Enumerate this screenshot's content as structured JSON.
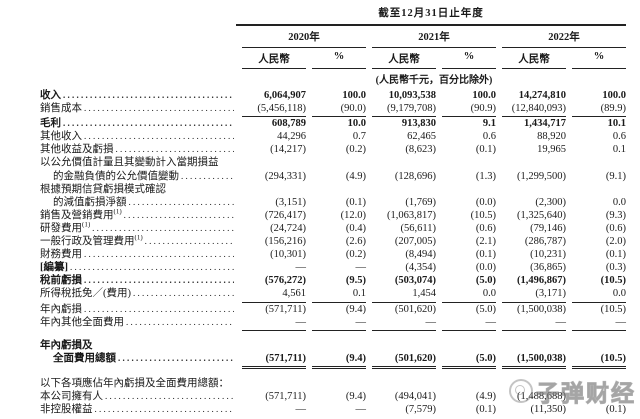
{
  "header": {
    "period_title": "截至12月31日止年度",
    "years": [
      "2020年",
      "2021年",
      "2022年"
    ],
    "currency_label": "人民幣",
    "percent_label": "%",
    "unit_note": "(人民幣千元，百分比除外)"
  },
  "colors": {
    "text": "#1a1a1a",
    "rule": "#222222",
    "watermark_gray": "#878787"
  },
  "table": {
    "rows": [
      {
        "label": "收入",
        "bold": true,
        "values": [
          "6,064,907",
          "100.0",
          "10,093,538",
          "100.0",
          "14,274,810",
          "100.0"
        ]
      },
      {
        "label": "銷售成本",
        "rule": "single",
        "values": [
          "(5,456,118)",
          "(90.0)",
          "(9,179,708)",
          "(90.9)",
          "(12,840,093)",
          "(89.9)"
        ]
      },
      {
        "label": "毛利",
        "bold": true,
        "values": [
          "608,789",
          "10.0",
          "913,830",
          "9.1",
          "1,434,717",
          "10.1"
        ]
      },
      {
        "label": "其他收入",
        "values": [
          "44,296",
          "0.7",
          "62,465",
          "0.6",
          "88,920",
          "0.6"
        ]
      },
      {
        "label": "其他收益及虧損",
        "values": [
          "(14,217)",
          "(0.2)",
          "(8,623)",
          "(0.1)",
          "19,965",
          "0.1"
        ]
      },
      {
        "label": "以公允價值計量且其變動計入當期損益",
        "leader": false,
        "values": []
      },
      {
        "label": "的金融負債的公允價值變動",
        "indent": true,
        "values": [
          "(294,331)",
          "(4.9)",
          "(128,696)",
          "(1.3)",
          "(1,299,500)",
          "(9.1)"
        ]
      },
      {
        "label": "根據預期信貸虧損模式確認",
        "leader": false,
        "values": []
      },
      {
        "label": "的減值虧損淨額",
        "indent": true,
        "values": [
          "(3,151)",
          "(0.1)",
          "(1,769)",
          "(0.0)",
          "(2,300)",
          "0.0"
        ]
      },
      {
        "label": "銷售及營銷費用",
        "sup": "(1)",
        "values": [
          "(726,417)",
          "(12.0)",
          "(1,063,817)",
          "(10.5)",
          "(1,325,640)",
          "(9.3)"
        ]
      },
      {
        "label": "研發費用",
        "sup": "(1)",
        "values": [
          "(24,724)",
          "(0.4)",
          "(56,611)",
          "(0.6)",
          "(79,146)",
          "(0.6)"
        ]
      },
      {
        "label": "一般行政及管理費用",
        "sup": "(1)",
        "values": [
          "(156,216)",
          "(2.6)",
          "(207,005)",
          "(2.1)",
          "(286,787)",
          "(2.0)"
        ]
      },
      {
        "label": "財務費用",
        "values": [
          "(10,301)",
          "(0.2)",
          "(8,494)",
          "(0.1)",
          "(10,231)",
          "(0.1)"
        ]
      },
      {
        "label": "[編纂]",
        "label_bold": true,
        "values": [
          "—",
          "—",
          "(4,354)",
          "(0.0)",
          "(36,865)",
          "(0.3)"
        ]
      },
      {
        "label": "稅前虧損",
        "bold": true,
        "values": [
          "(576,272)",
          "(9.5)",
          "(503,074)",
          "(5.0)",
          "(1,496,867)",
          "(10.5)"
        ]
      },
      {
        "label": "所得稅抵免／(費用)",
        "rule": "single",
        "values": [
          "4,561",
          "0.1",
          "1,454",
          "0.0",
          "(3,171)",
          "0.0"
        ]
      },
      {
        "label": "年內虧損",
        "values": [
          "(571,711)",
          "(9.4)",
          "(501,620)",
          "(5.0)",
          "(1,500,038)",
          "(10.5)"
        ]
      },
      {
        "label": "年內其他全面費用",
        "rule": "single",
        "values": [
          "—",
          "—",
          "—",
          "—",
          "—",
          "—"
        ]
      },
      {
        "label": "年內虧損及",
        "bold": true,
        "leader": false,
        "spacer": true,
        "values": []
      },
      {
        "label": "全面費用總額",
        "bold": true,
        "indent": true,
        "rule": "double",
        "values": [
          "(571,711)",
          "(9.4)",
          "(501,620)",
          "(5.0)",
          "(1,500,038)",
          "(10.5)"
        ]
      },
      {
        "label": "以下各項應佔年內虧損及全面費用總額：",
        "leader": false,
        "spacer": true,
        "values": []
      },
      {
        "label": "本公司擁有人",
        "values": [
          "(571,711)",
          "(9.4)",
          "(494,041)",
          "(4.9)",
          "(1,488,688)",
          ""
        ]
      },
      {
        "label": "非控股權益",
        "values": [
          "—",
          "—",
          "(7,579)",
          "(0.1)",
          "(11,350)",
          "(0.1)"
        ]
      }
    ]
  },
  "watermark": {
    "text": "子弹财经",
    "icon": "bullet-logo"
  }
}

• The task: Make an exact copy of the listing above. Do not include the pictures.

• Task answer:
Enumerate this screenshot's content as structured JSON.
{
  "header": {
    "period_title": "截至12月31日止年度",
    "years": [
      "2020年",
      "2021年",
      "2022年"
    ],
    "currency_label": "人民幣",
    "percent_label": "%",
    "unit_note": "(人民幣千元，百分比除外)"
  },
  "colors": {
    "text": "#1a1a1a",
    "rule": "#222222",
    "watermark_gray": "#878787"
  },
  "table": {
    "rows": [
      {
        "label": "收入",
        "bold": true,
        "values": [
          "6,064,907",
          "100.0",
          "10,093,538",
          "100.0",
          "14,274,810",
          "100.0"
        ]
      },
      {
        "label": "銷售成本",
        "rule": "single",
        "values": [
          "(5,456,118)",
          "(90.0)",
          "(9,179,708)",
          "(90.9)",
          "(12,840,093)",
          "(89.9)"
        ]
      },
      {
        "label": "毛利",
        "bold": true,
        "values": [
          "608,789",
          "10.0",
          "913,830",
          "9.1",
          "1,434,717",
          "10.1"
        ]
      },
      {
        "label": "其他收入",
        "values": [
          "44,296",
          "0.7",
          "62,465",
          "0.6",
          "88,920",
          "0.6"
        ]
      },
      {
        "label": "其他收益及虧損",
        "values": [
          "(14,217)",
          "(0.2)",
          "(8,623)",
          "(0.1)",
          "19,965",
          "0.1"
        ]
      },
      {
        "label": "以公允價值計量且其變動計入當期損益",
        "leader": false,
        "values": []
      },
      {
        "label": "的金融負債的公允價值變動",
        "indent": true,
        "values": [
          "(294,331)",
          "(4.9)",
          "(128,696)",
          "(1.3)",
          "(1,299,500)",
          "(9.1)"
        ]
      },
      {
        "label": "根據預期信貸虧損模式確認",
        "leader": false,
        "values": []
      },
      {
        "label": "的減值虧損淨額",
        "indent": true,
        "values": [
          "(3,151)",
          "(0.1)",
          "(1,769)",
          "(0.0)",
          "(2,300)",
          "0.0"
        ]
      },
      {
        "label": "銷售及營銷費用",
        "sup": "(1)",
        "values": [
          "(726,417)",
          "(12.0)",
          "(1,063,817)",
          "(10.5)",
          "(1,325,640)",
          "(9.3)"
        ]
      },
      {
        "label": "研發費用",
        "sup": "(1)",
        "values": [
          "(24,724)",
          "(0.4)",
          "(56,611)",
          "(0.6)",
          "(79,146)",
          "(0.6)"
        ]
      },
      {
        "label": "一般行政及管理費用",
        "sup": "(1)",
        "values": [
          "(156,216)",
          "(2.6)",
          "(207,005)",
          "(2.1)",
          "(286,787)",
          "(2.0)"
        ]
      },
      {
        "label": "財務費用",
        "values": [
          "(10,301)",
          "(0.2)",
          "(8,494)",
          "(0.1)",
          "(10,231)",
          "(0.1)"
        ]
      },
      {
        "label": "[編纂]",
        "label_bold": true,
        "values": [
          "—",
          "—",
          "(4,354)",
          "(0.0)",
          "(36,865)",
          "(0.3)"
        ]
      },
      {
        "label": "稅前虧損",
        "bold": true,
        "values": [
          "(576,272)",
          "(9.5)",
          "(503,074)",
          "(5.0)",
          "(1,496,867)",
          "(10.5)"
        ]
      },
      {
        "label": "所得稅抵免／(費用)",
        "rule": "single",
        "values": [
          "4,561",
          "0.1",
          "1,454",
          "0.0",
          "(3,171)",
          "0.0"
        ]
      },
      {
        "label": "年內虧損",
        "values": [
          "(571,711)",
          "(9.4)",
          "(501,620)",
          "(5.0)",
          "(1,500,038)",
          "(10.5)"
        ]
      },
      {
        "label": "年內其他全面費用",
        "rule": "single",
        "values": [
          "—",
          "—",
          "—",
          "—",
          "—",
          "—"
        ]
      },
      {
        "label": "年內虧損及",
        "bold": true,
        "leader": false,
        "spacer": true,
        "values": []
      },
      {
        "label": "全面費用總額",
        "bold": true,
        "indent": true,
        "rule": "double",
        "values": [
          "(571,711)",
          "(9.4)",
          "(501,620)",
          "(5.0)",
          "(1,500,038)",
          "(10.5)"
        ]
      },
      {
        "label": "以下各項應佔年內虧損及全面費用總額：",
        "leader": false,
        "spacer": true,
        "values": []
      },
      {
        "label": "本公司擁有人",
        "values": [
          "(571,711)",
          "(9.4)",
          "(494,041)",
          "(4.9)",
          "(1,488,688)",
          ""
        ]
      },
      {
        "label": "非控股權益",
        "values": [
          "—",
          "—",
          "(7,579)",
          "(0.1)",
          "(11,350)",
          "(0.1)"
        ]
      }
    ]
  },
  "watermark": {
    "text": "子弹财经",
    "icon": "bullet-logo"
  }
}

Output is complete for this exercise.